__Task prompt__.
Copy out all of the data exactly as it appears.

__Task data__.
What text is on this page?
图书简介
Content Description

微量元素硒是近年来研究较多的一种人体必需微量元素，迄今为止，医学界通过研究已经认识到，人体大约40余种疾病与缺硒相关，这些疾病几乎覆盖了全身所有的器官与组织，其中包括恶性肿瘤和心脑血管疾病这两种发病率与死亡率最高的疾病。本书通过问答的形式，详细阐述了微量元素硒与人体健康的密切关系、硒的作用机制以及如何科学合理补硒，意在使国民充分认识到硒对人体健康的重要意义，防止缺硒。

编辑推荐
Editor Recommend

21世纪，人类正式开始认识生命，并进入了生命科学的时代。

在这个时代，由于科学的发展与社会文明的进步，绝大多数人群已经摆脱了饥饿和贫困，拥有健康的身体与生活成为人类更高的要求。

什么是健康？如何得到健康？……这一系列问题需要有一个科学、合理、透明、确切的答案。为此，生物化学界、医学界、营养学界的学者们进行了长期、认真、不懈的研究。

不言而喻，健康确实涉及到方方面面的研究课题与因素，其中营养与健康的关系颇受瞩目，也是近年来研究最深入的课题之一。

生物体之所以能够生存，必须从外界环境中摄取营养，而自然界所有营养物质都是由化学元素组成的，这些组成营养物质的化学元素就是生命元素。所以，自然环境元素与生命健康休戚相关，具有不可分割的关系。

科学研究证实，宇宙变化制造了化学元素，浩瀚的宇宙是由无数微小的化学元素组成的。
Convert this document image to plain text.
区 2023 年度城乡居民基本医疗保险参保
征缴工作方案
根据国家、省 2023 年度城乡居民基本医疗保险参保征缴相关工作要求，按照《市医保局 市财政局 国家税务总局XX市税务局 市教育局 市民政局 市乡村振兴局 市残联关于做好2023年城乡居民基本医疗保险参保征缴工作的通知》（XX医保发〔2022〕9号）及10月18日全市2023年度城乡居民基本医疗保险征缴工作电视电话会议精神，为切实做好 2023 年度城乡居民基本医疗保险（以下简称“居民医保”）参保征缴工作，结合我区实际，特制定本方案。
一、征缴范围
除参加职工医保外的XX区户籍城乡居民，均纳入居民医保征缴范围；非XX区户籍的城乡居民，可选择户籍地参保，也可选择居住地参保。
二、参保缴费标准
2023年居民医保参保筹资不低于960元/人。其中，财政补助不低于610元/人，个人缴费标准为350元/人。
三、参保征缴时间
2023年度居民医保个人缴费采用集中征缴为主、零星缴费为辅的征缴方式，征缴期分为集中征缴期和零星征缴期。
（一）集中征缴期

__Solution for this problem__.
What text is on this page?
图书简介
Content Description

微量元素硒是近年来研究较多的一种人体必需微量元素，迄今为止，医学界通过研究已经认识到，人体大约40余种疾病与缺硒相关，这些疾病几乎覆盖了全身所有的器官与组织，其中包括恶性肿瘤和心脑血管疾病这两种发病率与死亡率最高的疾病。本书通过问答的形式，详细阐述了微量元素硒与人体健康的密切关系、硒的作用机制以及如何科学合理补硒，意在使国民充分认识到硒对人体健康的重要意义，防止缺硒。

编辑推荐
Editor Recommend

21世纪，人类正式开始认识生命，并进入了生命科学的时代。

在这个时代，由于科学的发展与社会文明的进步，绝大多数人群已经摆脱了饥饿和贫困，拥有健康的身体与生活成为人类更高的要求。

什么是健康？如何得到健康？……这一系列问题需要有一个科学、合理、透明、确切的答案。为此，生物化学界、医学界、营养学界的学者们进行了长期、认真、不懈的研究。

不言而喻，健康确实涉及到方方面面的研究课题与因素，其中营养与健康的关系颇受瞩目，也是近年来研究最深入的课题之一。

生物体之所以能够生存，必须从外界环境中摄取营养，而自然界所有营养物质都是由化学元素组成的，这些组成营养物质的化学元素就是生命元素。所以，自然环境元素与生命健康休戚相关，具有不可分割的关系。

科学研究证实，宇宙变化制造了化学元素，浩瀚的宇宙是由无数微小的化学元素组成的。
Convert this document image to plain text.
区 2023 年度城乡居民基本医疗保险参保
征缴工作方案
根据国家、省 2023 年度城乡居民基本医疗保险参保征缴相关工作要求，按照《市医保局 市财政局 国家税务总局XX市税务局 市教育局 市民政局 市乡村振兴局 市残联关于做好2023年城乡居民基本医疗保险参保征缴工作的通知》（XX医保发〔2022〕9号）及10月18日全市2023年度城乡居民基本医疗保险征缴工作电视电话会议精神，为切实做好 2023 年度城乡居民基本医疗保险（以下简称“居民医保”）参保征缴工作，结合我区实际，特制定本方案。
一、征缴范围
除参加职工医保外的XX区户籍城乡居民，均纳入居民医保征缴范围；非XX区户籍的城乡居民，可选择户籍地参保，也可选择居住地参保。
二、参保缴费标准
2023年居民医保参保筹资不低于960元/人。其中，财政补助不低于610元/人，个人缴费标准为350元/人。
三、参保征缴时间
2023年度居民医保个人缴费采用集中征缴为主、零星缴费为辅的征缴方式，征缴期分为集中征缴期和零星征缴期。
（一）集中征缴期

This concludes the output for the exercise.